* **Exercise objective**:
Every line of the records below should be restated exactly.

Extracted records:
* BEGIN *

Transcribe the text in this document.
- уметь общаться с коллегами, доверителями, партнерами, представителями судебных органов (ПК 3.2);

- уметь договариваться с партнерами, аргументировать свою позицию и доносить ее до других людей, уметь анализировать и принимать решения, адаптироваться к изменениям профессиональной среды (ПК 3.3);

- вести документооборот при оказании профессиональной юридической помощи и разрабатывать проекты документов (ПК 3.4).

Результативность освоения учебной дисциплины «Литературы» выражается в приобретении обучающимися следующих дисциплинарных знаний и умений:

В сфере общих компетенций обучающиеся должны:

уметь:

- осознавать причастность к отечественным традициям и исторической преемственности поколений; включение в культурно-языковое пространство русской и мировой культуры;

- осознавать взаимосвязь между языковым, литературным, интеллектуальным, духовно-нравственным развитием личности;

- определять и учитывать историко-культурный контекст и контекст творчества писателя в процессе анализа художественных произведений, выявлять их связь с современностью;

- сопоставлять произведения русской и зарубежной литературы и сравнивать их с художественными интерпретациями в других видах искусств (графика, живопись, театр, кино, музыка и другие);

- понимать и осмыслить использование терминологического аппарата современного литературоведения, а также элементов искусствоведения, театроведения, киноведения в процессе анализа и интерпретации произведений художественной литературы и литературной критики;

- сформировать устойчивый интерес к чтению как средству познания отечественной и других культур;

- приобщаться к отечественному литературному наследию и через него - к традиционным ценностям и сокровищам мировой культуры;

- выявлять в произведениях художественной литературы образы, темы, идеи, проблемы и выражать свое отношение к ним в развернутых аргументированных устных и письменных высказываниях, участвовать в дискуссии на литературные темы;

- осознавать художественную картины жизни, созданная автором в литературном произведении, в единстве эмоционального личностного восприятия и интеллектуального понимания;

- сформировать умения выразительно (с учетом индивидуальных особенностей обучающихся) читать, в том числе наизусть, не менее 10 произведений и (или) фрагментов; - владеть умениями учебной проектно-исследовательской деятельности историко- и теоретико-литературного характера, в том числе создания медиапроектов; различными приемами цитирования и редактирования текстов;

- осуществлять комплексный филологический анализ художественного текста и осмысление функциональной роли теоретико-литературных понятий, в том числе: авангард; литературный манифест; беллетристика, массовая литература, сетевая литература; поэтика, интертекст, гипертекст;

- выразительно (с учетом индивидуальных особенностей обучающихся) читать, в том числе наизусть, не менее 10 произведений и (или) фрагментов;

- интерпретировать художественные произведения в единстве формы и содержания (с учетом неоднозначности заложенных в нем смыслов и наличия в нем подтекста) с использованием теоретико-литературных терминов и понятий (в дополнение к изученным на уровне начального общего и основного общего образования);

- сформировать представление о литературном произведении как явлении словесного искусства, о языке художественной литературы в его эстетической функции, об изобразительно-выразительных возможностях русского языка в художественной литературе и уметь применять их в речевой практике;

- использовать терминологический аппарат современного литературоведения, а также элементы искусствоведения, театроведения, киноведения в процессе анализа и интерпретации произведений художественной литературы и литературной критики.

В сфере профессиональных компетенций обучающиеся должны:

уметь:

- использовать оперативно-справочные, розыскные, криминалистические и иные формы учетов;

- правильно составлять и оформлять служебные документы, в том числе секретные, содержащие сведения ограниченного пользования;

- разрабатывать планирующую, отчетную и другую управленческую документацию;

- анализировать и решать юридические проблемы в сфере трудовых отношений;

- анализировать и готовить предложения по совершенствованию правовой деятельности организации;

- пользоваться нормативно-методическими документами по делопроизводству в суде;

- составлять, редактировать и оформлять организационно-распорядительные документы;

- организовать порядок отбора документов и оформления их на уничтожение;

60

* END *

* **Complete response**:
Transcribe the text in this document.
- уметь общаться с коллегами, доверителями, партнерами, представителями судебных органов (ПК 3.2);

- уметь договариваться с партнерами, аргументировать свою позицию и доносить ее до других людей, уметь анализировать и принимать решения, адаптироваться к изменениям профессиональной среды (ПК 3.3);

- вести документооборот при оказании профессиональной юридической помощи и разрабатывать проекты документов (ПК 3.4).

Результативность освоения учебной дисциплины «Литературы» выражается в приобретении обучающимися следующих дисциплинарных знаний и умений:

В сфере общих компетенций обучающиеся должны:

уметь:

- осознавать причастность к отечественным традициям и исторической преемственности поколений; включение в культурно-языковое пространство русской и мировой культуры;

- осознавать взаимосвязь между языковым, литературным, интеллектуальным, духовно-нравственным развитием личности;

- определять и учитывать историко-культурный контекст и контекст творчества писателя в процессе анализа художественных произведений, выявлять их связь с современностью;

- сопоставлять произведения русской и зарубежной литературы и сравнивать их с художественными интерпретациями в других видах искусств (графика, живопись, театр, кино, музыка и другие);

- понимать и осмыслить использование терминологического аппарата современного литературоведения, а также элементов искусствоведения, театроведения, киноведения в процессе анализа и интерпретации произведений художественной литературы и литературной критики;

- сформировать устойчивый интерес к чтению как средству познания отечественной и других культур;

- приобщаться к отечественному литературному наследию и через него - к традиционным ценностям и сокровищам мировой культуры;

- выявлять в произведениях художественной литературы образы, темы, идеи, проблемы и выражать свое отношение к ним в развернутых аргументированных устных и письменных высказываниях, участвовать в дискуссии на литературные темы;

- осознавать художественную картины жизни, созданная автором в литературном произведении, в единстве эмоционального личностного восприятия и интеллектуального понимания;

- сформировать умения выразительно (с учетом индивидуальных особенностей обучающихся) читать, в том числе наизусть, не менее 10 произведений и (или) фрагментов; - владеть умениями учебной проектно-исследовательской деятельности историко- и теоретико-литературного характера, в том числе создания медиапроектов; различными приемами цитирования и редактирования текстов;

- осуществлять комплексный филологический анализ художественного текста и осмысление функциональной роли теоретико-литературных понятий, в том числе: авангард; литературный манифест; беллетристика, массовая литература, сетевая литература; поэтика, интертекст, гипертекст;

- выразительно (с учетом индивидуальных особенностей обучающихся) читать, в том числе наизусть, не менее 10 произведений и (или) фрагментов;

- интерпретировать художественные произведения в единстве формы и содержания (с учетом неоднозначности заложенных в нем смыслов и наличия в нем подтекста) с использованием теоретико-литературных терминов и понятий (в дополнение к изученным на уровне начального общего и основного общего образования);

- сформировать представление о литературном произведении как явлении словесного искусства, о языке художественной литературы в его эстетической функции, об изобразительно-выразительных возможностях русского языка в художественной литературе и уметь применять их в речевой практике;

- использовать терминологический аппарат современного литературоведения, а также элементы искусствоведения, театроведения, киноведения в процессе анализа и интерпретации произведений художественной литературы и литературной критики.

В сфере профессиональных компетенций обучающиеся должны:

уметь:

- использовать оперативно-справочные, розыскные, криминалистические и иные формы учетов;

- правильно составлять и оформлять служебные документы, в том числе секретные, содержащие сведения ограниченного пользования;

- разрабатывать планирующую, отчетную и другую управленческую документацию;

- анализировать и решать юридические проблемы в сфере трудовых отношений;

- анализировать и готовить предложения по совершенствованию правовой деятельности организации;

- пользоваться нормативно-методическими документами по делопроизводству в суде;

- составлять, редактировать и оформлять организационно-распорядительные документы;

- организовать порядок отбора документов и оформления их на уничтожение;

60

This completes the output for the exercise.